Fwd: The GnuPR FAQ

[vedaal at nym.hush.com]

On 5/11/2020 at 6:15 PM, "Robert J. Hansen" <rjh at sixdemonbag.org> wrote:
>
>This arrived in my inbox: I'm presenting it here without comment.  
>My
>response will be following in a moment.
>
>
>-------- Forwarded Message --------
>Subject: 	The GnuPR FAQ
>Date: 	Mon, 11 May 2020 14:19:07 -0600
>From: 	James Long <crogonint at gmail.com>
>To: 	rjh at sixdemonbag.org
-----
>You've advised people to use a HORRIBLE practice of using 
>dictionary words solely for their password. I tested this theory myself back 
>in the day, so I can 100% guaranty you of this fact: A brute force 
>dictionary based attack can crack a password like that in LESS THAN 5 
>minutes!! 

=====
How many words were in your passphrase??

Here is some data on the Diceware list:
https://theworld.com/~reinhold/diceware.html

The Diceware list has only 7776 words.   A complete dictionary has almost 2 orders of magnitude more.

"Webster's Third New International Dictionary, Unabridged, together with its 1993 Addenda Section, includes some 470,000 entries. The Oxford English Dictionary, Second Edition, reports that it includes a similar number."
https://www.merriam-webster.com/help/faq-how-many-english-words

10 diceware words provides a greater Brute Force space, than 2^128 (a gnupg session key for older defaults of CAST-5)
(  7776^10 = 8.08x10^38        2^128 = 3.40×10^38  )

**********

== Given request A ==
In the thread about the GnuPR FAQ, why does it say ten Diceware words give a greater brute-force space than a 128-bit session key? Answer in one to three sentences.
== Given request B ==
Update the thread about the GnuPR FAQ by writing the passage out again, starting with "Fwd: The GnuPR" and going on through "here without comment.", with "inbox" changed to "mailbox".
== Given request C ==
List every distinct email address that appears in the thread about the GnuPR FAQ.

(Records from a collection)
**********

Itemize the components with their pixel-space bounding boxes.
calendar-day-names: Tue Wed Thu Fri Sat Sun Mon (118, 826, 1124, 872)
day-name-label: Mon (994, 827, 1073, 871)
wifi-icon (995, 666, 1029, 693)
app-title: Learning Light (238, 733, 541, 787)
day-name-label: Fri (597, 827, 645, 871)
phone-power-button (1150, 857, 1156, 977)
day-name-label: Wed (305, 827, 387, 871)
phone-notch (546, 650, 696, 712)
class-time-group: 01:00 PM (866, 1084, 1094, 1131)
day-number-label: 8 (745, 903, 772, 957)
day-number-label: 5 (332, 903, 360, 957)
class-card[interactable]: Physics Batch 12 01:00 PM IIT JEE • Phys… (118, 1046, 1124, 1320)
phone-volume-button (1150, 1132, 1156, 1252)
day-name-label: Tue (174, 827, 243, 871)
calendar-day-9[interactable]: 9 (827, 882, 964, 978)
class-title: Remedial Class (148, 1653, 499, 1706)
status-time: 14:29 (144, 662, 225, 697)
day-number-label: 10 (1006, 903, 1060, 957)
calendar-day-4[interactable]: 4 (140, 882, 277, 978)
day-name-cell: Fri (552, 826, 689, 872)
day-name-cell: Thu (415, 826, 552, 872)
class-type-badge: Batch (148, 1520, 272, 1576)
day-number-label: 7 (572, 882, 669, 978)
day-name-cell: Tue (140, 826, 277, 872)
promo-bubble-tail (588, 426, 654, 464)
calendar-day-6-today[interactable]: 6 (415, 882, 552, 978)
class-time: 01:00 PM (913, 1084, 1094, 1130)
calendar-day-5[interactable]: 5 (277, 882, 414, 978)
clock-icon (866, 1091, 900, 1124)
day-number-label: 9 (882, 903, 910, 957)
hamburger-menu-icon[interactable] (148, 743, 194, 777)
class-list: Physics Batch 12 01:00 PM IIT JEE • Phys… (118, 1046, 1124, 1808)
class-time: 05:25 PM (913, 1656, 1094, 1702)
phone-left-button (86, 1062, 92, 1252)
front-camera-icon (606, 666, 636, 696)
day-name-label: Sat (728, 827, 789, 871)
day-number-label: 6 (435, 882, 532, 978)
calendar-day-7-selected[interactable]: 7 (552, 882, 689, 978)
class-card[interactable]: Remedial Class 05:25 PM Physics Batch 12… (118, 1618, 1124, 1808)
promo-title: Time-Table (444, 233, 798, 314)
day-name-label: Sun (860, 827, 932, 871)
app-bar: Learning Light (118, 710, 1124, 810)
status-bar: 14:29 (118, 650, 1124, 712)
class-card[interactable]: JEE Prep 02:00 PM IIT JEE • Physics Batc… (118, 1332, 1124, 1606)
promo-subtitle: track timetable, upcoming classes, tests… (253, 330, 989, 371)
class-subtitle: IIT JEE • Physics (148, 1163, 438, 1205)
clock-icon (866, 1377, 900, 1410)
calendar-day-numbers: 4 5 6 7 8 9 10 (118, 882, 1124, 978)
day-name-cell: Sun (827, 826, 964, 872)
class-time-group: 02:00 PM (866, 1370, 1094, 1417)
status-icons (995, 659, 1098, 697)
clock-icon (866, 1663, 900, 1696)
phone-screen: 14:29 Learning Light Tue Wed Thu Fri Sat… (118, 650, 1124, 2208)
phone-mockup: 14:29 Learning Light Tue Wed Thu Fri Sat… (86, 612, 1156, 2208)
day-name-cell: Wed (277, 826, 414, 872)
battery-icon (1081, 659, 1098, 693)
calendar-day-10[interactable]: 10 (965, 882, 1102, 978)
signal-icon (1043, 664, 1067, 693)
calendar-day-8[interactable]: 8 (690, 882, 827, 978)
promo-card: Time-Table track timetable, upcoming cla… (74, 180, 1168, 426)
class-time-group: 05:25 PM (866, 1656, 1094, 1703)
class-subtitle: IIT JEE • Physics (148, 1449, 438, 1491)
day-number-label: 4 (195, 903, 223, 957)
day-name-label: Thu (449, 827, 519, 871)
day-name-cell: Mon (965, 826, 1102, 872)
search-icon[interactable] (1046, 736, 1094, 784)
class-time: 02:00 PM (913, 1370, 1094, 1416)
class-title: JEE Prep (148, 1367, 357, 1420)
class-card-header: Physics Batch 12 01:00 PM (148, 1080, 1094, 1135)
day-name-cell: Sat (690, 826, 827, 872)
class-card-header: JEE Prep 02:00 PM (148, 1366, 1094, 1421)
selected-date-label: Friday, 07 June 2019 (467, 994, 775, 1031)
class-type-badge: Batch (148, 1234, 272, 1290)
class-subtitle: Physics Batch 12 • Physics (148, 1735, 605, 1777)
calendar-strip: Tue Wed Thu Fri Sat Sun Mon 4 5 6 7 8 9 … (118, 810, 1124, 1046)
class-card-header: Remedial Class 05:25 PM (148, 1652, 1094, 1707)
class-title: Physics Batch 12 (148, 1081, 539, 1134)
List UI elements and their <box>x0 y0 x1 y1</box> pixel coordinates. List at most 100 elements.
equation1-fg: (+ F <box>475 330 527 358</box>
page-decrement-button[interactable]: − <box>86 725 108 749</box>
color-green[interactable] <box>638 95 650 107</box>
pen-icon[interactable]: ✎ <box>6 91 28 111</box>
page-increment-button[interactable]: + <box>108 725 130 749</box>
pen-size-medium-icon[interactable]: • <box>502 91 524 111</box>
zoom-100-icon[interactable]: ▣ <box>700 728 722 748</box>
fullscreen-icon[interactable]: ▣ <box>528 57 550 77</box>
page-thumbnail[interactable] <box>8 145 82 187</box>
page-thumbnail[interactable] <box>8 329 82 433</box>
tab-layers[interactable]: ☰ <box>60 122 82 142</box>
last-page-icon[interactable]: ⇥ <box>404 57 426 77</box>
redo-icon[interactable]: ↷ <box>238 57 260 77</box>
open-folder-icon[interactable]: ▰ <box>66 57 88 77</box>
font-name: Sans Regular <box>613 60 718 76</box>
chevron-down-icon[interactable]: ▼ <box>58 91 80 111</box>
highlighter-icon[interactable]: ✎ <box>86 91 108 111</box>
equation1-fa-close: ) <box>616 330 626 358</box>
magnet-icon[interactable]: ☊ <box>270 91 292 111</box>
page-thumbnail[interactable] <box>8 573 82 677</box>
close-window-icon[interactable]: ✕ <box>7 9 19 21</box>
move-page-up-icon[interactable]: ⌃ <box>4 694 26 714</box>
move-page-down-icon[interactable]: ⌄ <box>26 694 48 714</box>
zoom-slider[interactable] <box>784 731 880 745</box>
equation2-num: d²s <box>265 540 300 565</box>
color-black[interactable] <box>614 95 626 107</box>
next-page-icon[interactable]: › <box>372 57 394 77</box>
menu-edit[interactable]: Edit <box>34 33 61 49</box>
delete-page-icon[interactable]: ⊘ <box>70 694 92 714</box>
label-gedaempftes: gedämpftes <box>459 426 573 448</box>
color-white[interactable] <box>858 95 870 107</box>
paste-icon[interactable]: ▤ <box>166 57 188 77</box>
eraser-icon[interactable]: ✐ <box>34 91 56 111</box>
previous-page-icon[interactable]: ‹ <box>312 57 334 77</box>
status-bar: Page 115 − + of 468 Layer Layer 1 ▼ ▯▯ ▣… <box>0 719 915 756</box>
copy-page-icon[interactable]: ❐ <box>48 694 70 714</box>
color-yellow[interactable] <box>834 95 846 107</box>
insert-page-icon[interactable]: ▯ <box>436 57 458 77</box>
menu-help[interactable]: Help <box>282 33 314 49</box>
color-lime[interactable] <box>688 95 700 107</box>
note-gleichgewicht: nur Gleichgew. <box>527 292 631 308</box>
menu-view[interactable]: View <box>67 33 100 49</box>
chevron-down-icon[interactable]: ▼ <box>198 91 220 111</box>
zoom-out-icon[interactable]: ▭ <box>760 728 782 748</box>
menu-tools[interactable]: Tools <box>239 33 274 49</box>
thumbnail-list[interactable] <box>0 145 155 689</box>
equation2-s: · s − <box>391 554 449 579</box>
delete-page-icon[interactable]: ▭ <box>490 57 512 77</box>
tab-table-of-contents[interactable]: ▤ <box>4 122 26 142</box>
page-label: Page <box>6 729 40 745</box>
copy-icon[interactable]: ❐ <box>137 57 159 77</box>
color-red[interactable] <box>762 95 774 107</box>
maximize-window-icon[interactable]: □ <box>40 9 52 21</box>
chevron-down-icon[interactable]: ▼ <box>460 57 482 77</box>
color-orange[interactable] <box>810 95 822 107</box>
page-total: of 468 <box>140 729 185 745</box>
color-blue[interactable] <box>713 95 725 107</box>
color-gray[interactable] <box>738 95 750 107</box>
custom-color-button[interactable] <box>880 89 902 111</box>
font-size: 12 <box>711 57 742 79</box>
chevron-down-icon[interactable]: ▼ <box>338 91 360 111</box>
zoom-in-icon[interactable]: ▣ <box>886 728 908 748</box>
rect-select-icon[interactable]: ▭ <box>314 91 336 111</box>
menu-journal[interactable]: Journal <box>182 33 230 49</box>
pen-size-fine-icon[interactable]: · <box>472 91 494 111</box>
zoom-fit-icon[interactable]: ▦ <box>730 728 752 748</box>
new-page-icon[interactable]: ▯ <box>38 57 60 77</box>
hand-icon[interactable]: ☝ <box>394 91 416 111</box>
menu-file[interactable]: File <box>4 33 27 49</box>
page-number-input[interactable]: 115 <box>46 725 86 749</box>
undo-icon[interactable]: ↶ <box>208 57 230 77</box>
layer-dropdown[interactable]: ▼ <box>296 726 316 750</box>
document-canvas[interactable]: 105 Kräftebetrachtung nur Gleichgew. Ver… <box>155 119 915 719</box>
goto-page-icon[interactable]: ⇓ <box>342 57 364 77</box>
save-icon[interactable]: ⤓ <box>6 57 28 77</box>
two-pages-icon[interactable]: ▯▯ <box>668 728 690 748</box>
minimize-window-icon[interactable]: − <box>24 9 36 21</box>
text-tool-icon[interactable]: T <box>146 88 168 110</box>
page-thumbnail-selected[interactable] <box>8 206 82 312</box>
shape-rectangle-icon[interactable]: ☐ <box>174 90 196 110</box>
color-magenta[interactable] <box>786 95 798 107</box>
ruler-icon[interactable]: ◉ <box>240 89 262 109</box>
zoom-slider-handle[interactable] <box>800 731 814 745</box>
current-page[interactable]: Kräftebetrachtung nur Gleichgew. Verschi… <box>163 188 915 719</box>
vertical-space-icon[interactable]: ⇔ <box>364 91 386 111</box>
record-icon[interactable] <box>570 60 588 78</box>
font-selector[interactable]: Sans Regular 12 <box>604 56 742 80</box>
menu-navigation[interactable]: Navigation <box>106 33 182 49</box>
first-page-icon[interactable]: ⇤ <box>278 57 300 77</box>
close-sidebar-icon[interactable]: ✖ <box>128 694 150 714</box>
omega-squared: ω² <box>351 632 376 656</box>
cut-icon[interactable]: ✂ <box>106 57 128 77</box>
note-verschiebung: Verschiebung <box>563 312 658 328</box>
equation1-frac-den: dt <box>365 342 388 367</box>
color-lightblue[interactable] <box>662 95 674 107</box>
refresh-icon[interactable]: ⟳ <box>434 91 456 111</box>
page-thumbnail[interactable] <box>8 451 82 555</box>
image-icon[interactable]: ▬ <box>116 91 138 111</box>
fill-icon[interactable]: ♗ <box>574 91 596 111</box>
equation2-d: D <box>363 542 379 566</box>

**********

== Task solution A ==
Ten words from the 7,776-word Diceware list give 7776^10 possible combinations, about 8.08×10^38. That is larger than 2^128, about 3.40×10^38.

== Task solution B ==
Fwd: The GnuPR FAQ

[vedaal at nym.hush.com]

On 5/11/2020 at 6:15 PM, "Robert J. Hansen" <rjh at sixdemonbag.org> wrote:
>
>This arrived in my mailbox: I'm presenting it here without comment.

== Task solution C ==
- vedaal at nym.hush.com
- rjh at sixdemonbag.org
- crogonint at gmail.com